Begin ITEMS
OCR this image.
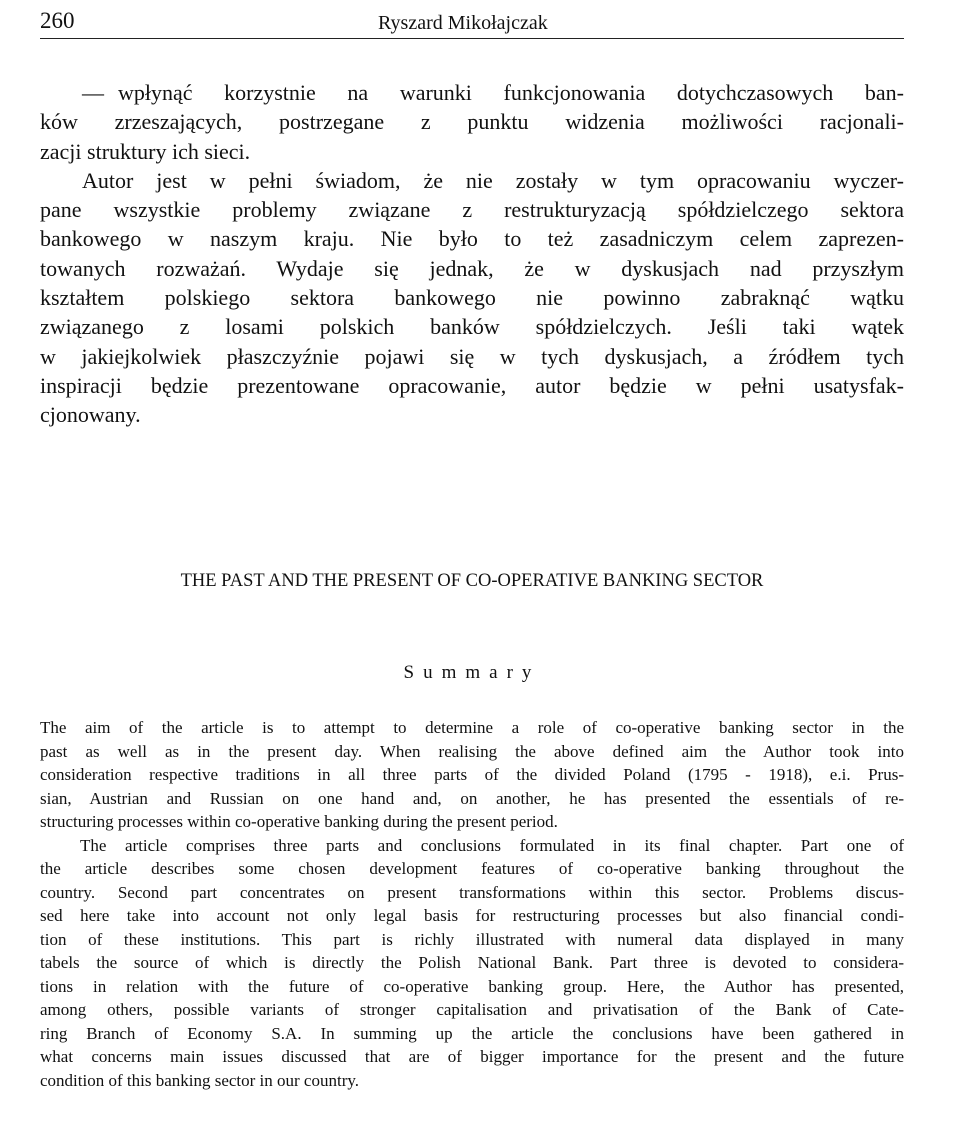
260	Ryszard Mikołajczak
— wpłynąć korzystnie na warunki funkcjonowania dotychczasowych ban-
ków zrzeszających, postrzegane z punktu widzenia możliwości racjonali-
zacji struktury ich sieci.
Autor jest w pełni świadom, że nie zostały w tym opracowaniu wyczer-
pane wszystkie problemy związane z restrukturyzacją spółdzielczego sektora
bankowego w naszym kraju. Nie było to też zasadniczym celem zaprezen-
towanych rozważań. Wydaje się jednak, że w dyskusjach nad przyszłym
kształtem polskiego sektora bankowego nie powinno zabraknąć wątku
związanego z losami polskich banków spółdzielczych. Jeśli taki wątek
w jakiejkolwiek płaszczyźnie pojawi się w tych dyskusjach, a źródłem tych
inspiracji będzie prezentowane opracowanie, autor będzie w pełni usatysfak-
cjonowany.
THE PAST AND THE PRESENT OF CO-OPERATIVE BANKING SECTOR
Summary
The aim of the article is to attempt to determine a role of co-operative banking sector in the
past as well as in the present day. When realising the above defined aim the Author took into
consideration respective traditions in all three parts of the divided Poland (1795 - 1918), e.i. Prus-
sian, Austrian and Russian on one hand and, on another, he has presented the essentials of re-
structuring processes within co-operative banking during the present period.
The article comprises three parts and conclusions formulated in its final chapter. Part one of
the article describes some chosen development features of co-operative banking throughout the
country. Second part concentrates on present transformations within this sector. Problems discus-
sed here take into account not only legal basis for restructuring processes but also financial condi-
tion of these institutions. This part is richly illustrated with numeral data displayed in many
tabels the source of which is directly the Polish National Bank. Part three is devoted to considera-
tions in relation with the future of co-operative banking group. Here, the Author has presented,
among others, possible variants of stronger capitalisation and privatisation of the Bank of Cate-
ring Branch of Economy S.A. In summing up the article the conclusions have been gathered in
what concerns main issues discussed that are of bigger importance for the present and the future
condition of this banking sector in our country.
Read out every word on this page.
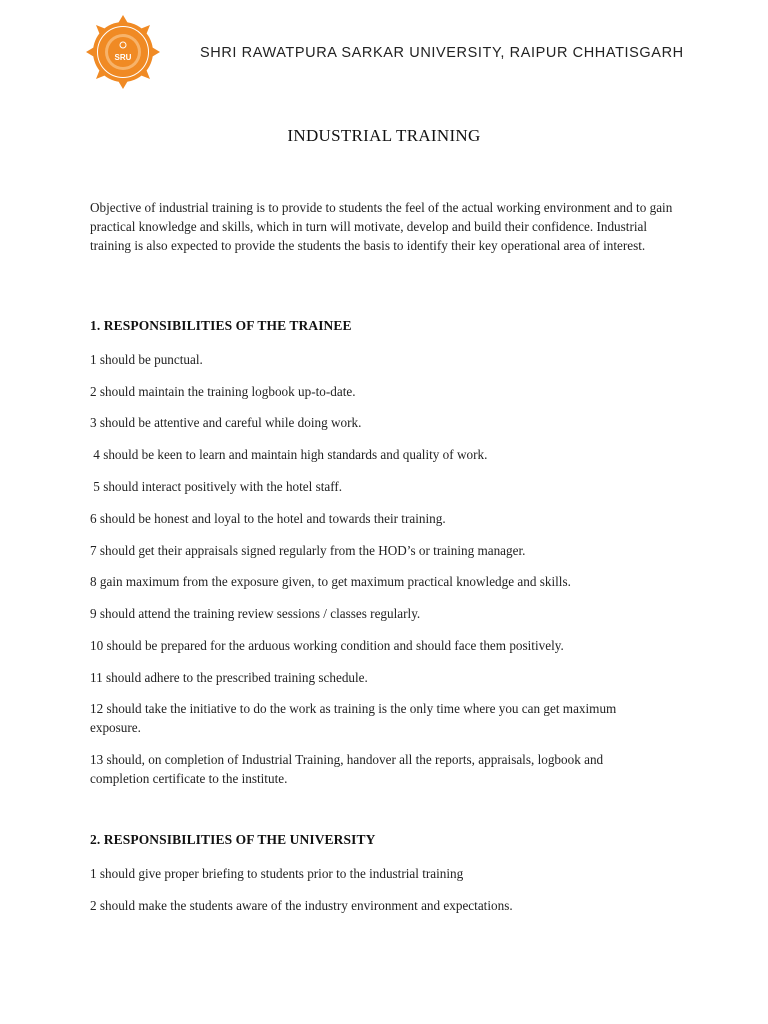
SRU	SHRI RAWATPURA SARKAR UNIVERSITY, RAIPUR CHHATISGARH
INDUSTRIAL TRAINING
Objective of industrial training is to provide to students the feel of the actual working environment and to gain practical knowledge and skills, which in turn will motivate, develop and build their confidence. Industrial training is also expected to provide the students the basis to identify their key operational area of interest.
1. RESPONSIBILITIES OF THE TRAINEE
1 should be punctual.
2 should maintain the training logbook up-to-date.
3 should be attentive and careful while doing work.
4 should be keen to learn and maintain high standards and quality of work.
5 should interact positively with the hotel staff.
6 should be honest and loyal to the hotel and towards their training.
7 should get their appraisals signed regularly from the HOD’s or training manager.
8 gain maximum from the exposure given, to get maximum practical knowledge and skills.
9 should attend the training review sessions / classes regularly.
10 should be prepared for the arduous working condition and should face them positively.
11 should adhere to the prescribed training schedule.
12 should take the initiative to do the work as training is the only time where you can get maximum exposure.
13 should, on completion of Industrial Training, handover all the reports, appraisals, logbook and completion certificate to the institute.
2. RESPONSIBILITIES OF THE UNIVERSITY
1 should give proper briefing to students prior to the industrial training
2 should make the students aware of the industry environment and expectations.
End ITEMS
* [TASK DESCRIPTION]
Identify the lines above that contain the word "Author", then copy them.

* [EXERCISE RESPONSE]
past as well as in the present day. When realising the above defined aim the Author took into
tions in relation with the future of co-operative banking group. Here, the Author has presented,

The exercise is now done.